Quoted passage —

From mboxrd@z Thu Jan  1 00:00:00 1970
From: Andrew Cooper <andrew.cooper3@citrix.com>
Subject: Re: [Patch v5 2/5] x86/hpet: Use singe apic vector
 rather than irq_descs for HPET interrupts
Date: Tue, 26 Nov 2013 18:32:04 +0000
Message-ID: <5294E924.7060903@citrix.com>
References: <20131114155203.GD42238@deinos.phlegethon.org>
	<1384444914-10215-1-git-send-email-andrew.cooper3@citrix.com>
	<528F8A1A0200007800105F6E@nat28.tlf.novell.com>
	<528F84FC.8000001@citrix.com>
	<52930F5B020000780010654D@nat28.tlf.novell.com>
Mime-Version: 1.0
Content-Type: text/plain; charset="us-ascii"
Content-Transfer-Encoding: 7bit
Return-path: <xen-devel-bounces@lists.xen.org>
Received: from mail6.bemta4.messagelabs.com ([85.158.143.247])
	by lists.xen.org with esmtp (Exim 4.72)

Supplied information —

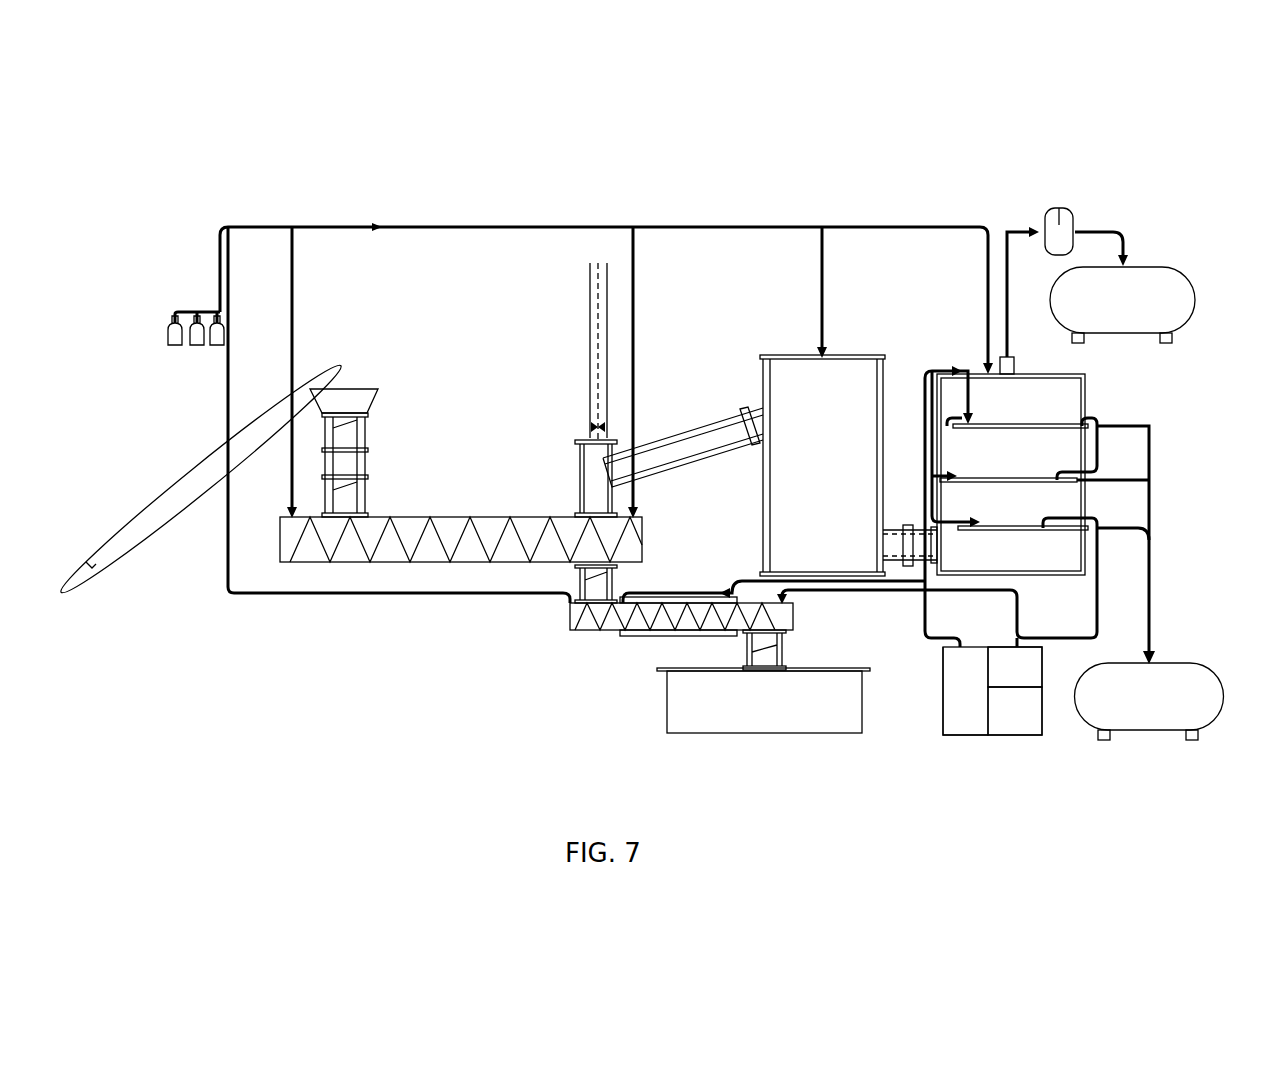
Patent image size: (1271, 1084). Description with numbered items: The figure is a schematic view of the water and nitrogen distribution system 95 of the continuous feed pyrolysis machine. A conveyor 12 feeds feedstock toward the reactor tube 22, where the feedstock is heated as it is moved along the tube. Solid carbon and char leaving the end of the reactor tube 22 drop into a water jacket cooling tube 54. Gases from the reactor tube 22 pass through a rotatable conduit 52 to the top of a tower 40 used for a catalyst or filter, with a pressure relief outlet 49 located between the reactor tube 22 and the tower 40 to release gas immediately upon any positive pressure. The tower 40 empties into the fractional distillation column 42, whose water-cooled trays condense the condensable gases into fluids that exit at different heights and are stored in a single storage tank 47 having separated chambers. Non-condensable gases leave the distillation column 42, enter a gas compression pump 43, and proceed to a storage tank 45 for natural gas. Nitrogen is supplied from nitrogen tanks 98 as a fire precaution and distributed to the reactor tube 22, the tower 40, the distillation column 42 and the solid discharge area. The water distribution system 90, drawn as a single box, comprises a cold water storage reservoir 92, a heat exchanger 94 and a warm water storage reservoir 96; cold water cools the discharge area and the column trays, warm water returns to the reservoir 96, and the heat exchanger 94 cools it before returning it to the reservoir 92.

Set of tasks —
1. Please list every message ID given in the References field of the Xen mailing-list header.
2. Write the next lines of the Xen mailing-list header, picking up after its last line.

Responses —
1.
<20131114155203.GD42238@deinos.phlegethon.org>
<1384444914-10215-1-git-send-email-andrew.cooper3@citrix.com>
<528F8A1A0200007800105F6E@nat28.tlf.novell.com>
<528F84FC.8000001@citrix.com>
<52930F5B020000780010654D@nat28.tlf.novell.com>

2.
	(envelope-from <Andrew.Cooper3@citrix.com>) id 1VlNQh-0002l1-Tk
	for xen-devel@lists.xenproject.org; Tue, 26 Nov 2013 18:32:12 +0000
In-Reply-To: <52930F5B020000780010654D@nat28.tlf.novell.com>
List-Unsubscribe: <http://lists.xen.org/cgi-bin/mailman/options/xen-devel>,
	<mailto:xen-devel-request@lists.xen.org?subject=unsubscribe>
List-Post: <mailto:xen-devel@lists.xen.org>
List-Help: <mailto:xen-devel-request@lists.xen.org?subject=help>
List-Subscribe: <http://lists.xen.org/cgi-bin/mailman/listinfo/xen-devel>,
	<mailto:xen-devel-request@lists.xen.org?subject=subscribe>
Sender: xen-devel-bounces@lists.xen.org
Errors-To: xen-devel-bounces@lists.xen.org
To: Jan Beulich <JBeulich@suse.com>
Cc: xen-devel <xen-devel@lists.xenproject.org>, Keir Fraser <keir@xen.org>
List-Id: xen-devel@lists.xenproject.org

On 25/11/13 07:50, Jan Beulich wrote:
>>>> On 22.11.13 at 17:23, Andrew Cooper <andrew.cooper3@citrix.com> wrote:
>> On 22/11/13 15:45, Jan Beulich wrote:
>>>>>> On 14.11.13 at 17:01, Andrew Cooper <andrew.cooper3@citrix.com> wrote:
>>>> The new logic is as follows:
>>>>  * A single high priority vector is allocated and uses on all cpus.
>>> Does this really need to be a high priority one? I'd think we'd be
>>> fine with the lowest priority one we can get, as we only need the
>>> wakeup here if nothing else gets a CPU to wake up.
>> Yes - absolutely.  We cannot have an HPET interrupt lower priority than
>> a guest line level interrupt.
>>
>> Another cpu could be registered with our HPET channel to be worken up,
>> and we need to service them in a timely fashon.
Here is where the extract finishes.